▶ **Selection**:
Take my experience in 2018, when I almost bought a home in one of San Francisco’s prime neighborhoods for $4.5 million. It was a dream house with ample space for my family and work-from-home needs, plus a ground-floor suite for visiting relatives. But the financial reality of owning such a house, including the hefty property tax and the opportunity cost of not investing the down payment, was staggering. Owning a $4.5 million home would have meant an annual outlay of over $285,000 when factoring in lost investment income.

Renting, on the other hand, seemed a more economically sensible option, given the lower costs and greater flexibility. After nearly buying that expensive house, I decided instead to downsize significantly, which aligned better with our financial goals, especially as I no longer needed to commute and we valued a simpler lifestyle over a prestigious address.

Years later, in the fourth quarter of 2023, my perspective and financial situation had evolved enough that I felt comfortable purchasing another expensive home, which we viewed as our “forever home.” The market conditions at the time and a significant increase in our net worth made this feasible without compromising our financial security.

The takeaway from my experiences is clear: buying a home that you can comfortably afford is crucial. Luxurious homes can lead to a golden cage of high costs and economic vulnerability, especially in volatile markets. Instead, achieving financial independence often means making tough choices about consumption and lifestyle, prioritizing long-term financial health over short-term satisfaction.

▶ **Job**:
Please say whether each statement below agrees with the home-buying excerpt above, answering yes or no and quoting the deciding words of the excerpt.
1. In 2018 the writer almost bought a $4.5 million home in San Francisco.
2. After nearly buying that house, the writer chose to move to a larger home.
3. The writer bought another expensive home in the fourth quarter of 2023.

▶ **Dataset content**:
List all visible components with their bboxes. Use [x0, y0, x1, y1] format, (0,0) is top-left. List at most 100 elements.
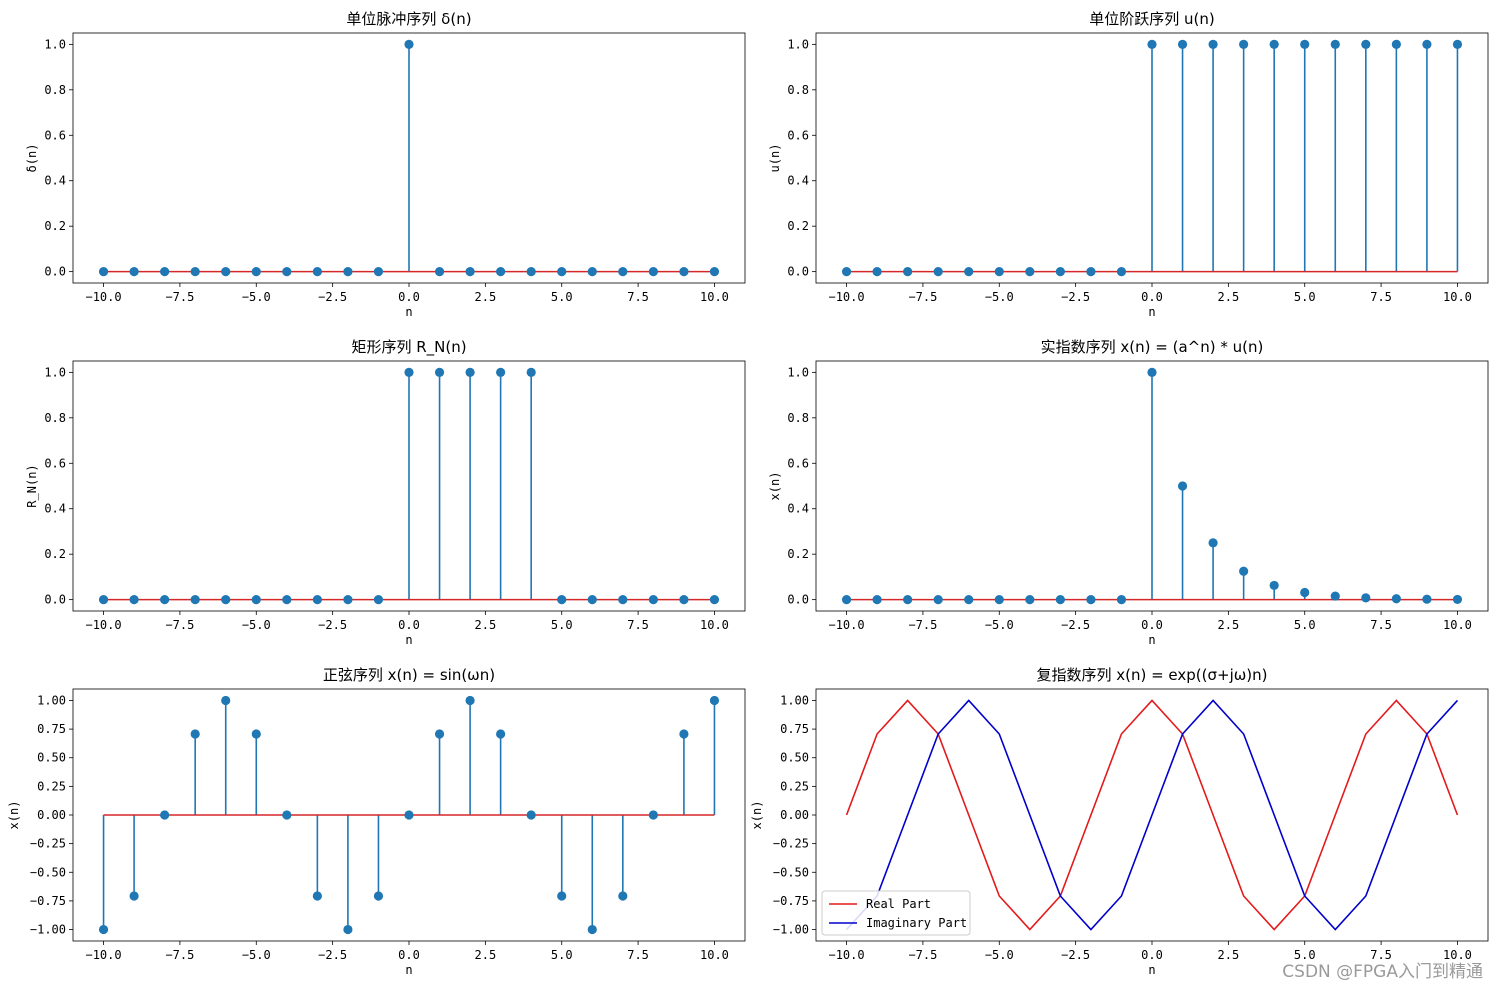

▶ **Completed exercise**:
1. Yes: "in 2018, when I almost bought a home in one of San Francisco’s prime neighborhoods for $4.5 million"
2. No: "I decided instead to downsize significantly"
3. Yes: "in the fourth quarter of 2023, my perspective and financial situation had evolved enough that I felt comfortable purchasing another expensive home"